> **Task details**: Which lines contain the string "axis"? Return each of them, matching case exactly.

[Layout annotation records]
════════

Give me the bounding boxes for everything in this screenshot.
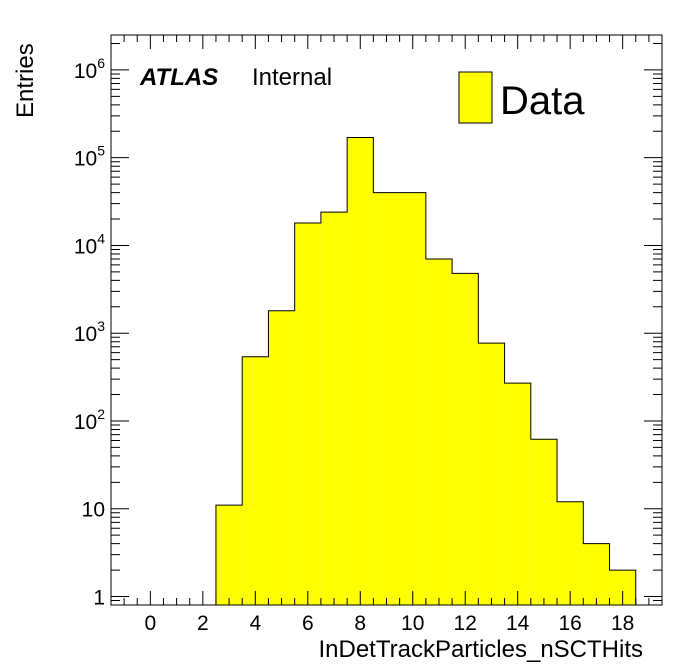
histogram-bin — [215, 505, 243, 605]
histogram-bin — [320, 212, 348, 605]
histogram-bin — [504, 383, 531, 605]
y-tick-label: 105 — [74, 143, 105, 171]
histogram-bin — [425, 259, 453, 605]
plot-frame — [110, 34, 663, 606]
internal-label: Internal — [252, 64, 332, 91]
histogram-bin — [268, 310, 295, 605]
histogram-bin — [452, 273, 479, 605]
histogram-bin — [530, 439, 558, 605]
x-tick-label: 12 — [454, 612, 477, 635]
histogram-bars — [215, 136, 637, 606]
y-tick-labels: 1 10 102 103 104 105 106 — [74, 55, 105, 610]
y-tick-label: 103 — [74, 318, 105, 346]
histogram-bin — [373, 192, 426, 605]
x-tick-labels: 0 2 4 6 8 10 12 14 16 18 — [145, 612, 635, 635]
y-tick-label: 10 — [82, 499, 105, 522]
legend-label: Data — [500, 79, 585, 123]
x-tick-label: 14 — [506, 612, 530, 635]
x-tick-label: 4 — [249, 612, 261, 635]
histogram-bin — [557, 501, 584, 605]
tick-marks — [111, 35, 662, 606]
y-axis-title: Entries — [12, 43, 39, 118]
histogram-bin — [583, 543, 610, 605]
x-tick-label: 0 — [145, 612, 157, 635]
x-tick-label: 10 — [401, 612, 424, 635]
x-tick-label: 18 — [611, 612, 634, 635]
histogram-bin — [347, 137, 374, 605]
x-tick-label: 8 — [354, 612, 366, 635]
histogram-outline — [215, 136, 637, 605]
atlas-label: ATLAS — [139, 64, 218, 91]
histogram-bin — [294, 223, 321, 606]
histogram-bin — [478, 343, 505, 605]
histogram-bin — [242, 356, 269, 605]
x-tick-label: 16 — [558, 612, 581, 635]
y-tick-label: 106 — [74, 55, 105, 83]
x-axis-title: InDetTrackParticles_nSCTHits — [318, 636, 643, 663]
y-tick-label: 104 — [74, 230, 105, 258]
x-tick-label: 6 — [302, 612, 314, 635]
axis-ticks — [111, 35, 662, 606]
legend-swatch — [458, 71, 493, 124]
y-tick-label: 1 — [93, 586, 105, 609]
y-tick-label: 102 — [74, 406, 105, 434]
x-tick-label: 2 — [197, 612, 209, 635]
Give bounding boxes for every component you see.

════════

> **Exercise answer**:
y-axis-title: Entries — [12, 43, 39, 118]
x-axis-title: InDetTrackParticles_nSCTHits — [318, 636, 643, 663]
axis-ticks — [111, 35, 662, 606]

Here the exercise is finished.